Calculate The Ph Of 0.35 M Acetic Acid

Weak Acid Calculator

Use this premium calculator to compute the exact pH of acetic acid from molarity and acid dissociation constant, compare exact and approximation methods, and visualize ionization behavior.

Key takeaway: Although 0.35 M sounds concentrated, acetic acid is a weak acid. It does not dissociate completely in water. That is why its pH is about 2.60 rather than the much lower value expected for a strong monoprotic acid at the same molarity.

For a weak acid HA:
Ka = [H+][A-] / [HA]
If initial concentration is C and dissociation is x, then:
Ka = x² / (C – x)
Exact quadratic form: x² + Ka x – Ka C = 0
x = (-Ka + √(Ka² + 4KaC)) / 2
pH = -log10(x)

Default values use acetic acid at 25 °C with Ka = 1.8 × 10^-5, a commonly cited textbook value.

◆ ◆ ◆ ◆ ◆

The request
Please copy out the acetic acid pH page above in full, word for word.

Supplied information
◆ ◆ ◆ ◆ ◆

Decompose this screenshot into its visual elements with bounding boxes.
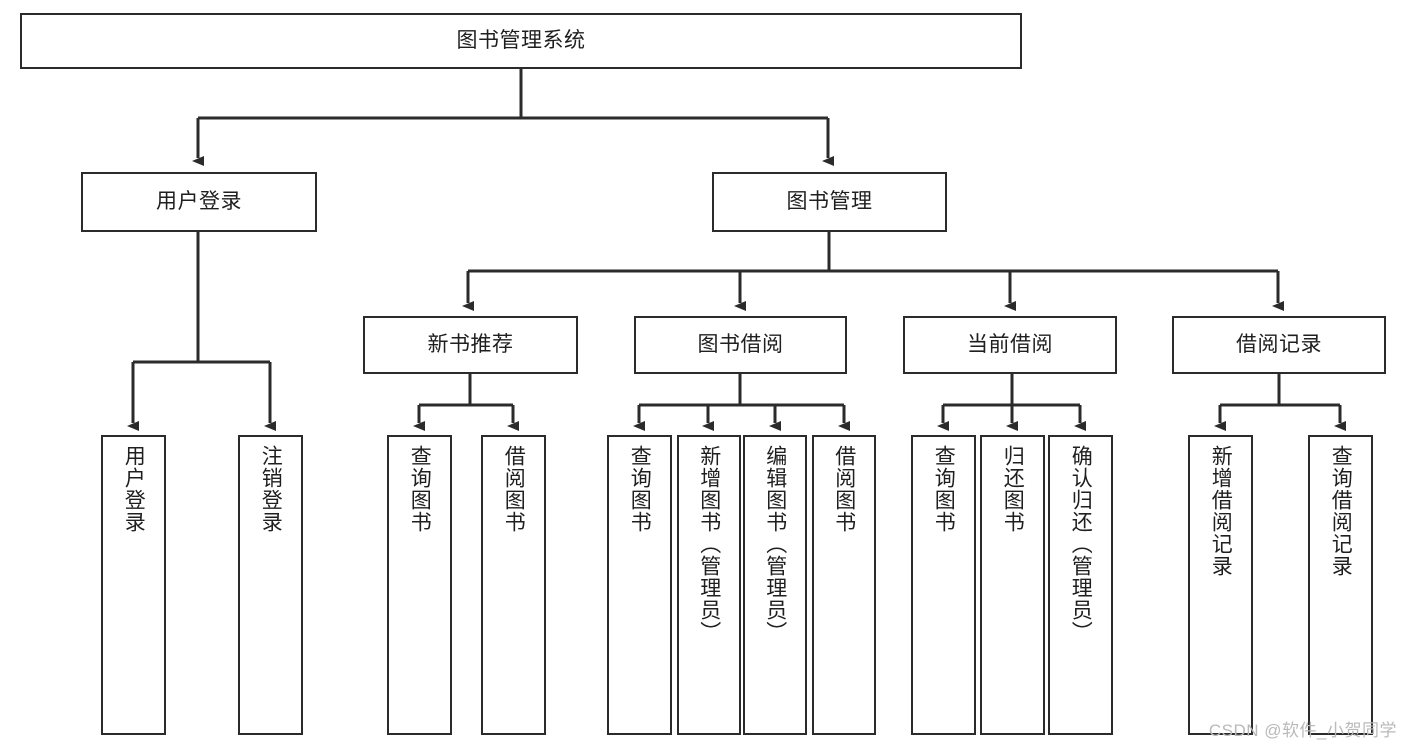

◆ ◆ ◆ ◆ ◆

Solution
Calculate The Ph Of 0.35 M Acetic Acid

Weak Acid Calculator

Use this premium calculator to compute the exact pH of acetic acid from molarity and acid dissociation constant, compare exact and approximation methods, and visualize ionization behavior.

Key takeaway: Although 0.35 M sounds concentrated, acetic acid is a weak acid. It does not dissociate completely in water. That is why its pH is about 2.60 rather than the much lower value expected for a strong monoprotic acid at the same molarity.

For a weak acid HA:
Ka = [H+][A-] / [HA]
If initial concentration is C and dissociation is x, then:
Ka = x² / (C – x)
Exact quadratic form: x² + Ka x – Ka C = 0
x = (-Ka + √(Ka² + 4KaC)) / 2
pH = -log10(x)

Default values use acetic acid at 25 °C with Ka = 1.8 × 10^-5, a commonly cited textbook value.